» TASK DETAILS
Each line of the material must be returned exactly.

================

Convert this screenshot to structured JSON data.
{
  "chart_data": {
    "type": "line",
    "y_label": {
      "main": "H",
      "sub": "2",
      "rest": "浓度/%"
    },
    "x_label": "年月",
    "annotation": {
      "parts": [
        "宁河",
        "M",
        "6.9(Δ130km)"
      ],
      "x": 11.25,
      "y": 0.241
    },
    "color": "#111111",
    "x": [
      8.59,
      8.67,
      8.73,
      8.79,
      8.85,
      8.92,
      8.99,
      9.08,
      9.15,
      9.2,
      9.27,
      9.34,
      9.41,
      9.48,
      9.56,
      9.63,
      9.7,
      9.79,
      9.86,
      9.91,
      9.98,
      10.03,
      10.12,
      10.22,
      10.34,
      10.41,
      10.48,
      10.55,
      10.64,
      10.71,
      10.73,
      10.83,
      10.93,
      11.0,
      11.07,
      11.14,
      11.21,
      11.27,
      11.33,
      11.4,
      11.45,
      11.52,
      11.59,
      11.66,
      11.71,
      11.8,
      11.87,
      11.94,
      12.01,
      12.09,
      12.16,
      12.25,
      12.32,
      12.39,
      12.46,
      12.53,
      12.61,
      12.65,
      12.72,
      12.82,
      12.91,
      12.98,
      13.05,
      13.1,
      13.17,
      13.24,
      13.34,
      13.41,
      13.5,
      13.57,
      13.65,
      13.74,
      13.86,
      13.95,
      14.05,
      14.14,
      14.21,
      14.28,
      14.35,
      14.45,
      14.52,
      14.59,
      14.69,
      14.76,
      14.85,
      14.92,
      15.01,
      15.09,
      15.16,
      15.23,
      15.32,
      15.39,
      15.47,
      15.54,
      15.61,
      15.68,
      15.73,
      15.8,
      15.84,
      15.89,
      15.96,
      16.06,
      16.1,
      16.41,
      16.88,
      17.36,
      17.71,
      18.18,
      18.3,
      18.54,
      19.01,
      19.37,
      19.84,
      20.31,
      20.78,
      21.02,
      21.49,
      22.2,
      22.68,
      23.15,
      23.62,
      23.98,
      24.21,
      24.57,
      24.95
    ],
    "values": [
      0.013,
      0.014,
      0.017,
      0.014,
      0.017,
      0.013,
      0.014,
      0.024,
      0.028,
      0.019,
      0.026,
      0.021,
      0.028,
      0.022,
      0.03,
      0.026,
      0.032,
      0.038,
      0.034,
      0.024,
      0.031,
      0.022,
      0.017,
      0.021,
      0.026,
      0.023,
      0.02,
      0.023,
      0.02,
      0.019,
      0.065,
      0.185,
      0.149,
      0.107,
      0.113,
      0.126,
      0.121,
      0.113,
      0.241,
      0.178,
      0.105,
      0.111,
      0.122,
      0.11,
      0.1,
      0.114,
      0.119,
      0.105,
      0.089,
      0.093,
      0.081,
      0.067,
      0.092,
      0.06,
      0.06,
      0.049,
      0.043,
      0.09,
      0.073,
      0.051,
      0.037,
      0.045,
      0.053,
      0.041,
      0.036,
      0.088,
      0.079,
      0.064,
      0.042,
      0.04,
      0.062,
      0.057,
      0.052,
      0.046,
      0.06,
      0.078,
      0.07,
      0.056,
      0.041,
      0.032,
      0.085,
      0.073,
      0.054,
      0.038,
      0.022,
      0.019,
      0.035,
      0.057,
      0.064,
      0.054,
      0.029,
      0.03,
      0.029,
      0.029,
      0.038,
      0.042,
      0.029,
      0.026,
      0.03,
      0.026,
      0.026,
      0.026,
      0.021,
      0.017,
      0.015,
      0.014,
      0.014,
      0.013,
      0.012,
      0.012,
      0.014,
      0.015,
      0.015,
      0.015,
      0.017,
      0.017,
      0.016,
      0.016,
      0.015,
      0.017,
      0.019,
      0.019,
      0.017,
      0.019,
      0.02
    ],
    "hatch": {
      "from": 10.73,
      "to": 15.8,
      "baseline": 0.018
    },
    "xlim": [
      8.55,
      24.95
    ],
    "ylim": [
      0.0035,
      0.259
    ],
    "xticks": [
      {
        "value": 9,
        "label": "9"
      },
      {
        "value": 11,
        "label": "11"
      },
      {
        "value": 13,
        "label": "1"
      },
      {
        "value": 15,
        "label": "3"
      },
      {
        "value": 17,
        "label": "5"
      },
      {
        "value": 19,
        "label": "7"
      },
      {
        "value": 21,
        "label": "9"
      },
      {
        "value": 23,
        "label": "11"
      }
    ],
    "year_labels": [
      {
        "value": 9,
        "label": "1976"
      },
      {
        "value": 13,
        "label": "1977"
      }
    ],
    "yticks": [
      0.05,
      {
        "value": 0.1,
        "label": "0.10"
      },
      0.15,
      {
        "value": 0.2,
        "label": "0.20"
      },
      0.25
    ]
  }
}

================

» RESPONSE TO THE EXERCISE
Convert this screenshot to structured JSON data.
{
  "chart_data": {
    "type": "line",
    "y_label": {
      "main": "H",
      "sub": "2",
      "rest": "浓度/%"
    },
    "x_label": "年月",
    "annotation": {
      "parts": [
        "宁河",
        "M",
        "6.9(Δ130km)"
      ],
      "x": 11.25,
      "y": 0.241
    },
    "color": "#111111",
    "x": [
      8.59,
      8.67,
      8.73,
      8.79,
      8.85,
      8.92,
      8.99,
      9.08,
      9.15,
      9.2,
      9.27,
      9.34,
      9.41,
      9.48,
      9.56,
      9.63,
      9.7,
      9.79,
      9.86,
      9.91,
      9.98,
      10.03,
      10.12,
      10.22,
      10.34,
      10.41,
      10.48,
      10.55,
      10.64,
      10.71,
      10.73,
      10.83,
      10.93,
      11.0,
      11.07,
      11.14,
      11.21,
      11.27,
      11.33,
      11.4,
      11.45,
      11.52,
      11.59,
      11.66,
      11.71,
      11.8,
      11.87,
      11.94,
      12.01,
      12.09,
      12.16,
      12.25,
      12.32,
      12.39,
      12.46,
      12.53,
      12.61,
      12.65,
      12.72,
      12.82,
      12.91,
      12.98,
      13.05,
      13.1,
      13.17,
      13.24,
      13.34,
      13.41,
      13.5,
      13.57,
      13.65,
      13.74,
      13.86,
      13.95,
      14.05,
      14.14,
      14.21,
      14.28,
      14.35,
      14.45,
      14.52,
      14.59,
      14.69,
      14.76,
      14.85,
      14.92,
      15.01,
      15.09,
      15.16,
      15.23,
      15.32,
      15.39,
      15.47,
      15.54,
      15.61,
      15.68,
      15.73,
      15.8,
      15.84,
      15.89,
      15.96,
      16.06,
      16.1,
      16.41,
      16.88,
      17.36,
      17.71,
      18.18,
      18.3,
      18.54,
      19.01,
      19.37,
      19.84,
      20.31,
      20.78,
      21.02,
      21.49,
      22.2,
      22.68,
      23.15,
      23.62,
      23.98,
      24.21,
      24.57,
      24.95
    ],
    "values": [
      0.013,
      0.014,
      0.017,
      0.014,
      0.017,
      0.013,
      0.014,
      0.024,
      0.028,
      0.019,
      0.026,
      0.021,
      0.028,
      0.022,
      0.03,
      0.026,
      0.032,
      0.038,
      0.034,
      0.024,
      0.031,
      0.022,
      0.017,
      0.021,
      0.026,
      0.023,
      0.02,
      0.023,
      0.02,
      0.019,
      0.065,
      0.185,
      0.149,
      0.107,
      0.113,
      0.126,
      0.121,
      0.113,
      0.241,
      0.178,
      0.105,
      0.111,
      0.122,
      0.11,
      0.1,
      0.114,
      0.119,
      0.105,
      0.089,
      0.093,
      0.081,
      0.067,
      0.092,
      0.06,
      0.06,
      0.049,
      0.043,
      0.09,
      0.073,
      0.051,
      0.037,
      0.045,
      0.053,
      0.041,
      0.036,
      0.088,
      0.079,
      0.064,
      0.042,
      0.04,
      0.062,
      0.057,
      0.052,
      0.046,
      0.06,
      0.078,
      0.07,
      0.056,
      0.041,
      0.032,
      0.085,
      0.073,
      0.054,
      0.038,
      0.022,
      0.019,
      0.035,
      0.057,
      0.064,
      0.054,
      0.029,
      0.03,
      0.029,
      0.029,
      0.038,
      0.042,
      0.029,
      0.026,
      0.03,
      0.026,
      0.026,
      0.026,
      0.021,
      0.017,
      0.015,
      0.014,
      0.014,
      0.013,
      0.012,
      0.012,
      0.014,
      0.015,
      0.015,
      0.015,
      0.017,
      0.017,
      0.016,
      0.016,
      0.015,
      0.017,
      0.019,
      0.019,
      0.017,
      0.019,
      0.02
    ],
    "hatch": {
      "from": 10.73,
      "to": 15.8,
      "baseline": 0.018
    },
    "xlim": [
      8.55,
      24.95
    ],
    "ylim": [
      0.0035,
      0.259
    ],
    "xticks": [
      {
        "value": 9,
        "label": "9"
      },
      {
        "value": 11,
        "label": "11"
      },
      {
        "value": 13,
        "label": "1"
      },
      {
        "value": 15,
        "label": "3"
      },
      {
        "value": 17,
        "label": "5"
      },
      {
        "value": 19,
        "label": "7"
      },
      {
        "value": 21,
        "label": "9"
      },
      {
        "value": 23,
        "label": "11"
      }
    ],
    "year_labels": [
      {
        "value": 9,
        "label": "1976"
      },
      {
        "value": 13,
        "label": "1977"
      }
    ],
    "yticks": [
      0.05,
      {
        "value": 0.1,
        "label": "0.10"
      },
      0.15,
      {
        "value": 0.2,
        "label": "0.20"
      },
      0.25
    ]
  }
}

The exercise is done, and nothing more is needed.